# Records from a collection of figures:

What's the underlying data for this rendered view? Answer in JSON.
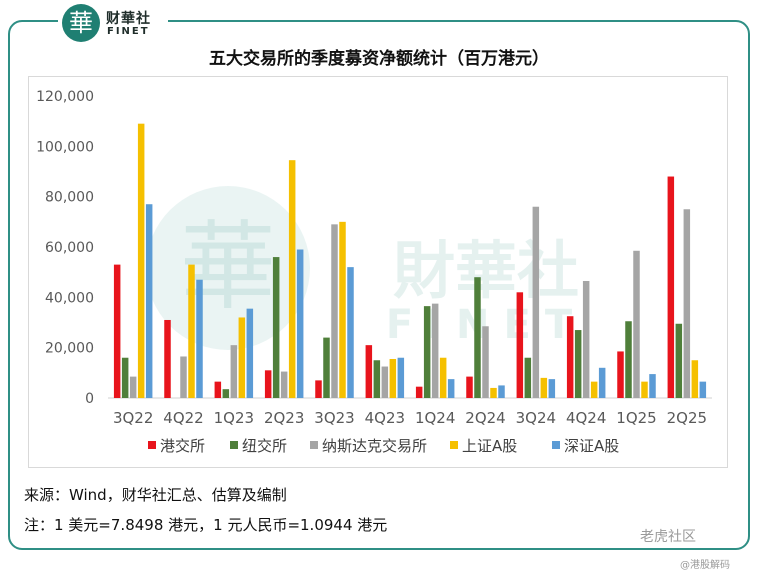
{
  "logo": {
    "seal_char": "華",
    "cn": "财華社",
    "en": "FINET"
  },
  "watermark": {
    "cn": "財華社",
    "en": "FINET"
  },
  "chart_data": {
    "type": "bar",
    "title": "五大交易所的季度募资净额统计（百万港元）",
    "categories": [
      "3Q22",
      "4Q22",
      "1Q23",
      "2Q23",
      "3Q23",
      "4Q23",
      "1Q24",
      "2Q24",
      "3Q24",
      "4Q24",
      "1Q25",
      "2Q25"
    ],
    "series": [
      {
        "name": "港交所",
        "color": "#e8141c",
        "values": [
          53000,
          31000,
          6500,
          11000,
          7000,
          21000,
          4500,
          8500,
          42000,
          32500,
          18500,
          88000
        ]
      },
      {
        "name": "纽交所",
        "color": "#4f7f3a",
        "values": [
          16000,
          0,
          3500,
          56000,
          24000,
          15000,
          36500,
          48000,
          16000,
          27000,
          30500,
          29500
        ]
      },
      {
        "name": "纳斯达克交易所",
        "color": "#a5a5a5",
        "values": [
          8500,
          16500,
          21000,
          10500,
          69000,
          12500,
          37500,
          28500,
          76000,
          46500,
          58500,
          75000
        ]
      },
      {
        "name": "上证A股",
        "color": "#f5c000",
        "values": [
          109000,
          53000,
          32000,
          94500,
          70000,
          15500,
          16000,
          4000,
          8000,
          6500,
          6500,
          15000
        ]
      },
      {
        "name": "深证A股",
        "color": "#5b9bd5",
        "values": [
          77000,
          47000,
          35500,
          59000,
          52000,
          16000,
          7500,
          5000,
          7500,
          12000,
          9500,
          6500
        ]
      }
    ],
    "ylim": [
      0,
      120000
    ],
    "yticks": [
      0,
      20000,
      40000,
      60000,
      80000,
      100000,
      120000
    ],
    "ytick_labels": [
      "0",
      "20,000",
      "40,000",
      "60,000",
      "80,000",
      "100,000",
      "120,000"
    ],
    "grid": false,
    "legend": "bottom"
  },
  "footer": {
    "source": "来源：Wind，财华社汇总、估算及编制",
    "note": "注：1 美元=7.8498 港元，1 元人民币=1.0944 港元"
  },
  "corner_watermark": {
    "main": "老虎社区",
    "sub": "@港股解码"
  }
}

# THE REQUEST:
Scan the entries above. Copy each line that has the string "color".

# EXERCISE RESPONSE:
        "color": "#e8141c",
        "color": "#4f7f3a",
        "color": "#a5a5a5",
        "color": "#f5c000",
        "color": "#5b9bd5",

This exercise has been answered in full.